**WHAT IS BEING ASKED:** Present every line in which the string "Probability" appears.

**PROVIDED ENTRIES:**
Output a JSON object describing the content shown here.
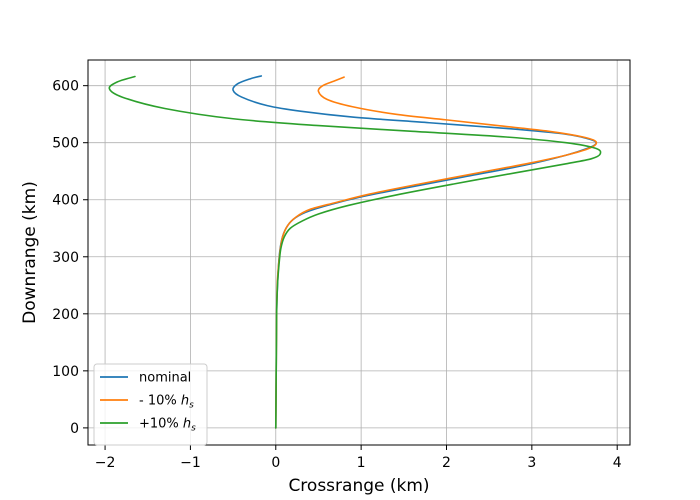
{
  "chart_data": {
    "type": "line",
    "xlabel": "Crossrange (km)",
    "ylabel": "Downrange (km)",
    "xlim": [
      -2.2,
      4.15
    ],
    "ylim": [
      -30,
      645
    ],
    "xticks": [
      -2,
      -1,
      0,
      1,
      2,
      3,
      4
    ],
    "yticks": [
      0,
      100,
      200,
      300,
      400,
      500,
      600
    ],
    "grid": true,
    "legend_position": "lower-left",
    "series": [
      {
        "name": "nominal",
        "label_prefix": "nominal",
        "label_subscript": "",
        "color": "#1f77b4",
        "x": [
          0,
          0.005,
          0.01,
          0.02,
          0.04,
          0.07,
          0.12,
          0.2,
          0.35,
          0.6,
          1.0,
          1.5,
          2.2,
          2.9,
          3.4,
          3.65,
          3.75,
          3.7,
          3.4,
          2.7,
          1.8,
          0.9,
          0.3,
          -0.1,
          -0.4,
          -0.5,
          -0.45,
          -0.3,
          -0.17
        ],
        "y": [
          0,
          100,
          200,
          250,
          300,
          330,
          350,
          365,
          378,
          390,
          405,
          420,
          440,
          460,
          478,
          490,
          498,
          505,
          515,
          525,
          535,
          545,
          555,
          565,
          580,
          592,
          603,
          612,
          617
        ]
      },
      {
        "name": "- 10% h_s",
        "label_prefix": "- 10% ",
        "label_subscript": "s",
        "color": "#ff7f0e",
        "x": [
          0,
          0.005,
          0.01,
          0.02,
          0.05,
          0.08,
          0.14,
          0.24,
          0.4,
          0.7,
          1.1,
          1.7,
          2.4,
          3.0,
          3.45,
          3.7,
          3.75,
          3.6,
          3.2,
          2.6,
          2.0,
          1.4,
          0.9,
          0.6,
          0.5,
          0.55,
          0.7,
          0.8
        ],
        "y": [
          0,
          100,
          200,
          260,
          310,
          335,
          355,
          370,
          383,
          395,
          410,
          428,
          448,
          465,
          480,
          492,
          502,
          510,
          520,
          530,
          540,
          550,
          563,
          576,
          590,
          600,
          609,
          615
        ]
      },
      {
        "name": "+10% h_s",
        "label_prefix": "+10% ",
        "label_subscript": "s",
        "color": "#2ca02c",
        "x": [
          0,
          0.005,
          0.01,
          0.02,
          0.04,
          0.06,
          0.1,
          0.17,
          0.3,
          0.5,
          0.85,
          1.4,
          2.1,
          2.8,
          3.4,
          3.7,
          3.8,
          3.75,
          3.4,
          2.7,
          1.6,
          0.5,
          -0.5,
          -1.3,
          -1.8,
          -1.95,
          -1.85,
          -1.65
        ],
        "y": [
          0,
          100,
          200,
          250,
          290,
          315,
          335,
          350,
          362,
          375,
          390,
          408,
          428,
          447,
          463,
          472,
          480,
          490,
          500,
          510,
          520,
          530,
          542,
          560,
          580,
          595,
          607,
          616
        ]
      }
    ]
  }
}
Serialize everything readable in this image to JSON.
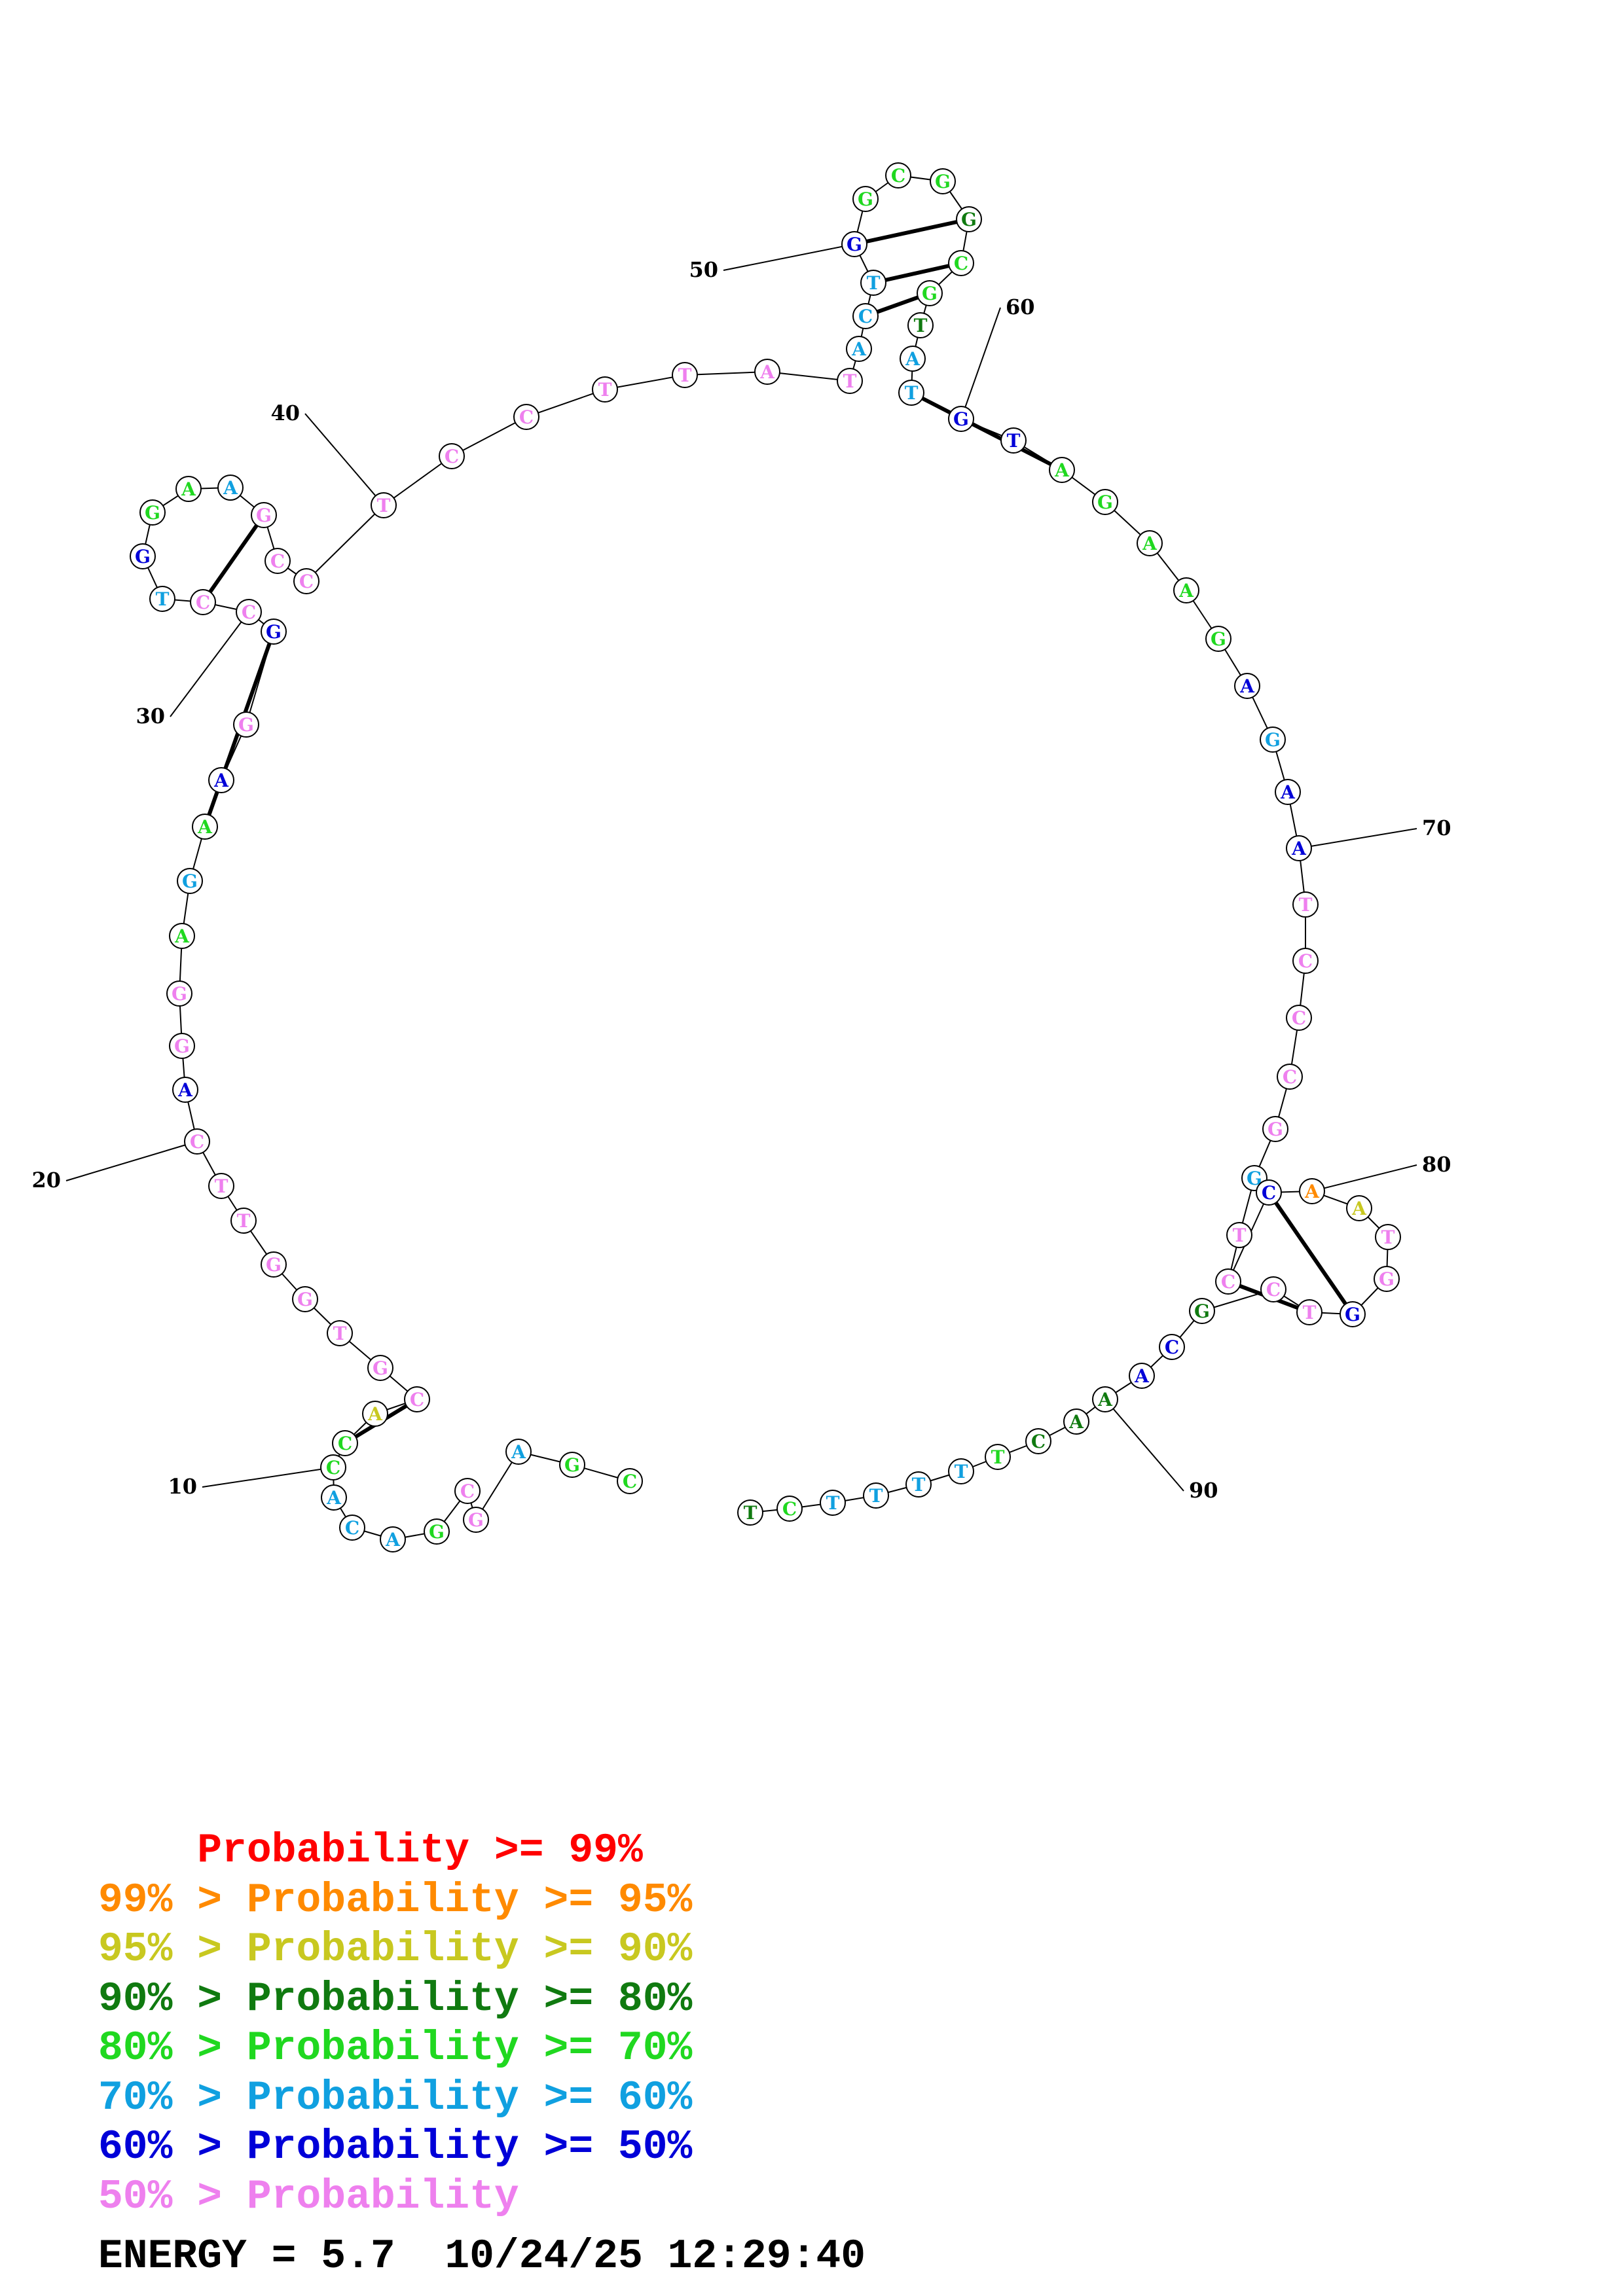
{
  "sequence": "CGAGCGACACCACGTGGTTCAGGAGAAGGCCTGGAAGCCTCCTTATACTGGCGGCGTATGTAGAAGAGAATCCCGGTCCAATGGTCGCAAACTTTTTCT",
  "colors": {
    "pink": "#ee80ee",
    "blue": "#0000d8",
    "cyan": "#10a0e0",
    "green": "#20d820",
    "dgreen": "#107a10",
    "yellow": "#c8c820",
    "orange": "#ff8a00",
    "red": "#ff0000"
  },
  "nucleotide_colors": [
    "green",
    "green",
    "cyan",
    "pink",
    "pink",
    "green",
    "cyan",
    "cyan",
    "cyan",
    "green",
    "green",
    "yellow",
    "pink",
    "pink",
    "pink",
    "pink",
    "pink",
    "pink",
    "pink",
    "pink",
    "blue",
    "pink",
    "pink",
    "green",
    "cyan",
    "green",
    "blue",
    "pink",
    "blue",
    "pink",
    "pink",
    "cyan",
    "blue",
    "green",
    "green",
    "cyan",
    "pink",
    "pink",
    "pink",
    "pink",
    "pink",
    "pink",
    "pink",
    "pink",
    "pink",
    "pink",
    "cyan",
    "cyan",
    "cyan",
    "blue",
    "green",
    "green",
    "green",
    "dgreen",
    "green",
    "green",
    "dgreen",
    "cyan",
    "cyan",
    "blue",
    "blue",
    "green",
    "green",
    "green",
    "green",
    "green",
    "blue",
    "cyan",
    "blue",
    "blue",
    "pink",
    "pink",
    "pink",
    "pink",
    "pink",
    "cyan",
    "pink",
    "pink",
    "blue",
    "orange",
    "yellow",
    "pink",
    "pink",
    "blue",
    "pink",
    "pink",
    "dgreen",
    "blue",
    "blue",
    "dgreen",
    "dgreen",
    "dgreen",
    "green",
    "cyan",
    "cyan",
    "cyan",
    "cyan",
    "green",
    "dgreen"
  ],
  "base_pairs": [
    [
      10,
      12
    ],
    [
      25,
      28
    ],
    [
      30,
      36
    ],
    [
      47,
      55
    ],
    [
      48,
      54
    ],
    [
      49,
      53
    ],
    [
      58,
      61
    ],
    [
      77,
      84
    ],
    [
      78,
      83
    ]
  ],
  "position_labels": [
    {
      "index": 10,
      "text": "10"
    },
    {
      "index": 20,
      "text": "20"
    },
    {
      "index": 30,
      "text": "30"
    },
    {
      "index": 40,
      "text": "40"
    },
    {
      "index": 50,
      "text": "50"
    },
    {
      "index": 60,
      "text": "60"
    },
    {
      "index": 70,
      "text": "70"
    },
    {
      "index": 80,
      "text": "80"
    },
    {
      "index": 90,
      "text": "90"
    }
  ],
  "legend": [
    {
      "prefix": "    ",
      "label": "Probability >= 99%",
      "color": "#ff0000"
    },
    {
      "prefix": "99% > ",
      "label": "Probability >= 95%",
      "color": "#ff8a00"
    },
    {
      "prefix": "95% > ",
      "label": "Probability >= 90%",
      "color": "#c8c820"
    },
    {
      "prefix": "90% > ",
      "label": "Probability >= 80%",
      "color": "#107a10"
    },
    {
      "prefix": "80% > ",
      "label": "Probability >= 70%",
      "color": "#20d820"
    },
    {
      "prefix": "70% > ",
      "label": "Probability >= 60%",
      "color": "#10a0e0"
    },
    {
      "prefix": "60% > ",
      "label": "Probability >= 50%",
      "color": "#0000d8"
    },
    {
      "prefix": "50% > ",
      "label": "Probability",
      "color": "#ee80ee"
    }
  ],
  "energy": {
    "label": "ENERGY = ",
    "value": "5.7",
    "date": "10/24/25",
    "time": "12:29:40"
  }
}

**OUTPUT OF THE TASK:**
      "label": "Probability >= 99%",
      "label": "Probability >= 95%",
      "label": "Probability >= 90%",
      "label": "Probability >= 80%",
      "label": "Probability >= 70%",
      "label": "Probability >= 60%",
      "label": "Probability >= 50%",
      "label": "Probability",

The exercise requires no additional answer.